Challenge> Check each line of the data for "ideiglenes" and select those that have it.

Stored rows>
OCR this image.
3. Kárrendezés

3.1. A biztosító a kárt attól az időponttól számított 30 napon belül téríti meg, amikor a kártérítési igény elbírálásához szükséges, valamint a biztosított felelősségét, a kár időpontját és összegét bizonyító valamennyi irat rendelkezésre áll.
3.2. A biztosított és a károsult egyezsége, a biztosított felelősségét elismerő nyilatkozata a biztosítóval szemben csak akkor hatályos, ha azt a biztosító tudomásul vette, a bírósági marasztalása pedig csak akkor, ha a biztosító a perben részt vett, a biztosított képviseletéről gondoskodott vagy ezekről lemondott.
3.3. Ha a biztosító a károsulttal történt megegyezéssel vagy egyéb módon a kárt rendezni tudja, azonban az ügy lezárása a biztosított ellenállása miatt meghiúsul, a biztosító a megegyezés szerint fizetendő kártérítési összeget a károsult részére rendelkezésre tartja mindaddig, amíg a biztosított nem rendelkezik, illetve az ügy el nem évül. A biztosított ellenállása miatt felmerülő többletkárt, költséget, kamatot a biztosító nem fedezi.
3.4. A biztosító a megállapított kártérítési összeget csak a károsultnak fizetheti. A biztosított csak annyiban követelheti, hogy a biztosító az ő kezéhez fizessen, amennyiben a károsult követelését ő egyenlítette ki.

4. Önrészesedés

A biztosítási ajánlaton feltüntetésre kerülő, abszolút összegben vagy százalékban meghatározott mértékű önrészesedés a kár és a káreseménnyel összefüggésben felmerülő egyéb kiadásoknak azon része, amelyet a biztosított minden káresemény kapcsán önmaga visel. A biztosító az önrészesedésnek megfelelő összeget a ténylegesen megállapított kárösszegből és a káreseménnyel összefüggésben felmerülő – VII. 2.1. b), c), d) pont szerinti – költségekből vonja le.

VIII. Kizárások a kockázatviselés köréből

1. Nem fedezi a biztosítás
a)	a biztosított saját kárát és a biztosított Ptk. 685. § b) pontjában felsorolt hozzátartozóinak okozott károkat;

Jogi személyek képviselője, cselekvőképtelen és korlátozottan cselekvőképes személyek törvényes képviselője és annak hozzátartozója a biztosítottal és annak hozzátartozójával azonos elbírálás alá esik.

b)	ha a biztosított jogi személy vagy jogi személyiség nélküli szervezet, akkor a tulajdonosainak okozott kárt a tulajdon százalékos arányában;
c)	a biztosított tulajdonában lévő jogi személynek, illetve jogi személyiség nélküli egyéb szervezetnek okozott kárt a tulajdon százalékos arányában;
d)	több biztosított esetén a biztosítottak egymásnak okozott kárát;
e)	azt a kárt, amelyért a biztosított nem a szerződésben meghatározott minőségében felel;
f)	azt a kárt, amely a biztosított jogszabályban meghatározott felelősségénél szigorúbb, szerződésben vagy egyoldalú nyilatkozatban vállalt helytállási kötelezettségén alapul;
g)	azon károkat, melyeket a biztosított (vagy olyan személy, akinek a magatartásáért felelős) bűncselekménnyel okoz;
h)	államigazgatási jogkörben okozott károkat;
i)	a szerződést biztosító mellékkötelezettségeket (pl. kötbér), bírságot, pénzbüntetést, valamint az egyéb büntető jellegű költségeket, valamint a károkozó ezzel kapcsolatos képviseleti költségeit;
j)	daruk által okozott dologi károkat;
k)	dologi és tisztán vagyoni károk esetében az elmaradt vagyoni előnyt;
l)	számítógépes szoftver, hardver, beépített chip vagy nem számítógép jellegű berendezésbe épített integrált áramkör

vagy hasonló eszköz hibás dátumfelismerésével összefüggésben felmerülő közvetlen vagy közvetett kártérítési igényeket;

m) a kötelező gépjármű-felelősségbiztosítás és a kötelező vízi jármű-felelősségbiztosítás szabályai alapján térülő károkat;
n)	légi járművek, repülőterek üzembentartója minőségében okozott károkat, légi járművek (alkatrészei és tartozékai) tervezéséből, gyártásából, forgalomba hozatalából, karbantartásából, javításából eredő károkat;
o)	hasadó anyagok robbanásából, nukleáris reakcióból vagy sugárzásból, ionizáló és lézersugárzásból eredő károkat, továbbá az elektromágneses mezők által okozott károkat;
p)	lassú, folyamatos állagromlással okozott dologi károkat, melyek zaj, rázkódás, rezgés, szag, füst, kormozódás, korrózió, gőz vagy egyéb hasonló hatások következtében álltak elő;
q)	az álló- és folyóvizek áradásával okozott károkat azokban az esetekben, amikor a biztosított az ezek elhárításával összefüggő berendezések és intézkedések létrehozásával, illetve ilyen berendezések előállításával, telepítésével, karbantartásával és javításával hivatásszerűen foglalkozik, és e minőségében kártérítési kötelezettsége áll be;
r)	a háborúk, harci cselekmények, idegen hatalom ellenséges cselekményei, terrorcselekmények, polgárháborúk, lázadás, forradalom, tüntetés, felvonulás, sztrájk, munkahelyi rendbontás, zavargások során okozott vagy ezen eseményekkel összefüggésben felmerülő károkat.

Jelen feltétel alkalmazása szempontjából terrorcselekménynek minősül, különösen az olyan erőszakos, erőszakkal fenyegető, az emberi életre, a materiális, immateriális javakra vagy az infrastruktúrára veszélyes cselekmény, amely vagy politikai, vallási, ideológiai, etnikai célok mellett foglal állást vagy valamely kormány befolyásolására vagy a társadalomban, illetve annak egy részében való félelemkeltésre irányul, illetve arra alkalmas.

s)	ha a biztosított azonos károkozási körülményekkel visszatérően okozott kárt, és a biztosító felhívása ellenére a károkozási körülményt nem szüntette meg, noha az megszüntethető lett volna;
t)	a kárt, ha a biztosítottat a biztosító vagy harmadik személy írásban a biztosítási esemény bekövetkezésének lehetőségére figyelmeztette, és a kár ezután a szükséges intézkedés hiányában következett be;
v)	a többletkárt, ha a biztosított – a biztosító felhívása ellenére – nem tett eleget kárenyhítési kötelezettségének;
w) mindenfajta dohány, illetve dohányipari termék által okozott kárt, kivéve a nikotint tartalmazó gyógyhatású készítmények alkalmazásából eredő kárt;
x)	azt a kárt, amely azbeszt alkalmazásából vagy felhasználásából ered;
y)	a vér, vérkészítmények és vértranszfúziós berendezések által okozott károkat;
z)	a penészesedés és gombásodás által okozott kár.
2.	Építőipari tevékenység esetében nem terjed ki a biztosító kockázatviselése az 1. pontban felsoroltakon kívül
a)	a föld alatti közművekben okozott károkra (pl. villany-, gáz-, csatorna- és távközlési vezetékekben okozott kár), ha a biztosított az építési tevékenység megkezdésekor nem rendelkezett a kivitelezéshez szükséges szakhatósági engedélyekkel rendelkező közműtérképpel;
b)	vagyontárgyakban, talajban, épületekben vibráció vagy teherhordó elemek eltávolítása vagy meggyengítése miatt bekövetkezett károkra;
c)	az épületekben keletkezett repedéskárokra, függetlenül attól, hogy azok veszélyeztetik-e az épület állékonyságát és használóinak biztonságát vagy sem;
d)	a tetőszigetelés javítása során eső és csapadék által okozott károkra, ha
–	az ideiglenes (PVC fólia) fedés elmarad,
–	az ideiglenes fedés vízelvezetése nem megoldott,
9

Written response>
–	az ideiglenes (PVC fólia) fedés elmarad,
–	az ideiglenes fedés vízelvezetése nem megoldott,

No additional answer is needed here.